-- START OF TEXT SECTION --

Challenge supporting custom deepcopy with inheritance

Michael H. Goldwasser goldwamh at slu.edu
Mon Jun 1 21:02:06 CEST 2009


On Monday June 1, 2009, Scott David Daniels wrote: 

>    Michael H. Goldwasser wrote:
>    > Chris,
>    > 
>    >   Thanks for your well-written reply.  Your analogy to the
>    >   complexities of other special methods is well noted.  I'll accept
>    >   the "small price for flexibility" that you note, if necessary.
>    >   However, I still desire a cleaner solution.
>    
>    You seem to think that "deepcopy" is a well-defined concept.  It is
>    not and cannot be.  A copy that understands its own abstractions can
>    work, but sometimes a container is used as a simple abstraction, and
>    sometimes it is used as a container.  The choice between the two is
>    not one of structure, but one of intent.  A true deepcopy could
>    survive making a copy of the number 23, but might fail as it makes
>    a copy of None, True, or False.  Certainly a dictionary might or
>    might not be copied, depending on how the dictionary is used.

-- END OF TEXT SECTION --
-- START OF RECORD LIST --

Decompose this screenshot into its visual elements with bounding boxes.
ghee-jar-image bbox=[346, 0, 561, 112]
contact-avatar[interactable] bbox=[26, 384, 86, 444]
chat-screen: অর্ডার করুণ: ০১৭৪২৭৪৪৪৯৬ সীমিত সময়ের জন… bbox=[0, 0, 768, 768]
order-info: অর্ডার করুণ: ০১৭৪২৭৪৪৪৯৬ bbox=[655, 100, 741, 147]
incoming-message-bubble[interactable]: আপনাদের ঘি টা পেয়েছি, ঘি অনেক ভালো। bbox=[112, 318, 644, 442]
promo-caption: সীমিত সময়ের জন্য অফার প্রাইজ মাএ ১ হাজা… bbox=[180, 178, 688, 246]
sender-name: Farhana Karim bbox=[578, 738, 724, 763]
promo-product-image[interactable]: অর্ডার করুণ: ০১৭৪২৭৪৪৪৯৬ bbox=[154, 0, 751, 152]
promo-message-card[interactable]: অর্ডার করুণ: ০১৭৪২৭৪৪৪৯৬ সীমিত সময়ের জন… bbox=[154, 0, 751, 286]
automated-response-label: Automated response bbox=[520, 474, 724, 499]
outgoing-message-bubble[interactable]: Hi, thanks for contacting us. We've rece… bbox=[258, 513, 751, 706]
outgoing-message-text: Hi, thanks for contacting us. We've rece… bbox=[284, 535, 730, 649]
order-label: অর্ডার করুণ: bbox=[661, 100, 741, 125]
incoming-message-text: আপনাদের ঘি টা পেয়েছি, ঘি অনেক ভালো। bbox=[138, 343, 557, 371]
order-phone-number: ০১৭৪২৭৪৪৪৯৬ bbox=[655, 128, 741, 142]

-- END OF RECORD LIST --

WRITTEN TASK 1: Duplicate the passage of the deepcopy mailing-list post that opens with the words containing "On Monday June" and closes with "a cleaner solution.".
WRITTEN TASK 2: Go on with the mailing-list post about deepcopy, picking up after its last sentence.

RESPONSE 1:
On Monday June 1, 2009, Scott David Daniels wrote: 

>    Michael H. Goldwasser wrote:
>    > Chris,
>    > 
>    >   Thanks for your well-written reply.  Your analogy to the
>    >   complexities of other special methods is well noted.  I'll accept
>    >   the "small price for flexibility" that you note, if necessary.
>    >   However, I still desire a cleaner solution.

RESPONSE 2:
>    
>    --Scott David Daniels
>    Scott.Daniels at Acm.Org

Hi Scott,

  It is clear from my original statement of the question that there is
  a need for classes to be able to customize their own semantics for
  supporting the deepcopy function.  That is why the deepcopy function
  looks for a __deepcopy__ method within a class as a hook.

  My concern involves the challenge of providing a valid
  implementation for __deepcopy__ at one level of inheritance without
  being overly dependent on the internal mechanism used by ancestor
  classes in supporting deepcopy.  I don't see how your comments
  address that question.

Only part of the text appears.